Dataset entries on figures:

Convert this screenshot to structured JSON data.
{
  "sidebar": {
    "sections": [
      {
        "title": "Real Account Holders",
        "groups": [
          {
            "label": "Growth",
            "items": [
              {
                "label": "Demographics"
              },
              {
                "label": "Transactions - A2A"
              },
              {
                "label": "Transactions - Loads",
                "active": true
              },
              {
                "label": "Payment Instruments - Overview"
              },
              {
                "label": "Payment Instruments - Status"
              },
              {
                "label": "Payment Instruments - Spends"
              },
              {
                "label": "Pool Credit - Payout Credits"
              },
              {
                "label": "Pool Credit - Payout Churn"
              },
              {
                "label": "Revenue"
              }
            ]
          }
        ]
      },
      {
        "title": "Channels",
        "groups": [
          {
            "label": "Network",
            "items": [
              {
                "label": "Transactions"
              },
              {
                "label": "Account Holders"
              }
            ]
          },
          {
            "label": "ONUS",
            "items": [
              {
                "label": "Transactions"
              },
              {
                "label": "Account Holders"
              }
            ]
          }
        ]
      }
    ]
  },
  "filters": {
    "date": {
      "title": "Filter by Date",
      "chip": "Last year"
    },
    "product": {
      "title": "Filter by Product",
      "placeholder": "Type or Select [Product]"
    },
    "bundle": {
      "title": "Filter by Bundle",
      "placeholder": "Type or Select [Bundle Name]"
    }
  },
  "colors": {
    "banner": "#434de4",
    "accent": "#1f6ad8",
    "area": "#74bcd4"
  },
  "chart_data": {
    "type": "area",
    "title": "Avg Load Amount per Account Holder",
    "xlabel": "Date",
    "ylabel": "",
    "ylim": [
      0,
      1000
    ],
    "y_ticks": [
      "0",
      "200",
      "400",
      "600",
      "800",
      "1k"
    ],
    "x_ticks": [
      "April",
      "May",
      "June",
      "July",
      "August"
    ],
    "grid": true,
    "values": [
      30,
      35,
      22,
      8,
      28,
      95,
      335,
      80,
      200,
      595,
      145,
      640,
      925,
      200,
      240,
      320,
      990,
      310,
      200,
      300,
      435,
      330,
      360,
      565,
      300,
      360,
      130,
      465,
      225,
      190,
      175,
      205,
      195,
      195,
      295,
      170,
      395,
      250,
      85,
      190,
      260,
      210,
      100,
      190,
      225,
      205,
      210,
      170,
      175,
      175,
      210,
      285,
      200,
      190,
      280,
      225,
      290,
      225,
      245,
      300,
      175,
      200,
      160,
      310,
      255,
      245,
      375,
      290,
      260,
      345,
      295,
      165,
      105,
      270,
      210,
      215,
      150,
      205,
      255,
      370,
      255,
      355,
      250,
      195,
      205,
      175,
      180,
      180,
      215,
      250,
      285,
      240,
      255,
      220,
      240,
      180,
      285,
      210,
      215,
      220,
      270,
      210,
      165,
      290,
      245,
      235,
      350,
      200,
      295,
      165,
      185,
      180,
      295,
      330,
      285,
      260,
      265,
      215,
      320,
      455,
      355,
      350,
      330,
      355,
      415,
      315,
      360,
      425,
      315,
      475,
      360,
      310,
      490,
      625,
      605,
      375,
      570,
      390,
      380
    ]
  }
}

■ GIVEN EXERCISE: Reproduce the data, keeping every line exactly the same.

■ TASK RESPONSE:
Convert this screenshot to structured JSON data.
{
  "sidebar": {
    "sections": [
      {
        "title": "Real Account Holders",
        "groups": [
          {
            "label": "Growth",
            "items": [
              {
                "label": "Demographics"
              },
              {
                "label": "Transactions - A2A"
              },
              {
                "label": "Transactions - Loads",
                "active": true
              },
              {
                "label": "Payment Instruments - Overview"
              },
              {
                "label": "Payment Instruments - Status"
              },
              {
                "label": "Payment Instruments - Spends"
              },
              {
                "label": "Pool Credit - Payout Credits"
              },
              {
                "label": "Pool Credit - Payout Churn"
              },
              {
                "label": "Revenue"
              }
            ]
          }
        ]
      },
      {
        "title": "Channels",
        "groups": [
          {
            "label": "Network",
            "items": [
              {
                "label": "Transactions"
              },
              {
                "label": "Account Holders"
              }
            ]
          },
          {
            "label": "ONUS",
            "items": [
              {
                "label": "Transactions"
              },
              {
                "label": "Account Holders"
              }
            ]
          }
        ]
      }
    ]
  },
  "filters": {
    "date": {
      "title": "Filter by Date",
      "chip": "Last year"
    },
    "product": {
      "title": "Filter by Product",
      "placeholder": "Type or Select [Product]"
    },
    "bundle": {
      "title": "Filter by Bundle",
      "placeholder": "Type or Select [Bundle Name]"
    }
  },
  "colors": {
    "banner": "#434de4",
    "accent": "#1f6ad8",
    "area": "#74bcd4"
  },
  "chart_data": {
    "type": "area",
    "title": "Avg Load Amount per Account Holder",
    "xlabel": "Date",
    "ylabel": "",
    "ylim": [
      0,
      1000
    ],
    "y_ticks": [
      "0",
      "200",
      "400",
      "600",
      "800",
      "1k"
    ],
    "x_ticks": [
      "April",
      "May",
      "June",
      "July",
      "August"
    ],
    "grid": true,
    "values": [
      30,
      35,
      22,
      8,
      28,
      95,
      335,
      80,
      200,
      595,
      145,
      640,
      925,
      200,
      240,
      320,
      990,
      310,
      200,
      300,
      435,
      330,
      360,
      565,
      300,
      360,
      130,
      465,
      225,
      190,
      175,
      205,
      195,
      195,
      295,
      170,
      395,
      250,
      85,
      190,
      260,
      210,
      100,
      190,
      225,
      205,
      210,
      170,
      175,
      175,
      210,
      285,
      200,
      190,
      280,
      225,
      290,
      225,
      245,
      300,
      175,
      200,
      160,
      310,
      255,
      245,
      375,
      290,
      260,
      345,
      295,
      165,
      105,
      270,
      210,
      215,
      150,
      205,
      255,
      370,
      255,
      355,
      250,
      195,
      205,
      175,
      180,
      180,
      215,
      250,
      285,
      240,
      255,
      220,
      240,
      180,
      285,
      210,
      215,
      220,
      270,
      210,
      165,
      290,
      245,
      235,
      350,
      200,
      295,
      165,
      185,
      180,
      295,
      330,
      285,
      260,
      265,
      215,
      320,
      455,
      355,
      350,
      330,
      355,
      415,
      315,
      360,
      425,
      315,
      475,
      360,
      310,
      490,
      625,
      605,
      375,
      570,
      390,
      380
    ]
  }
}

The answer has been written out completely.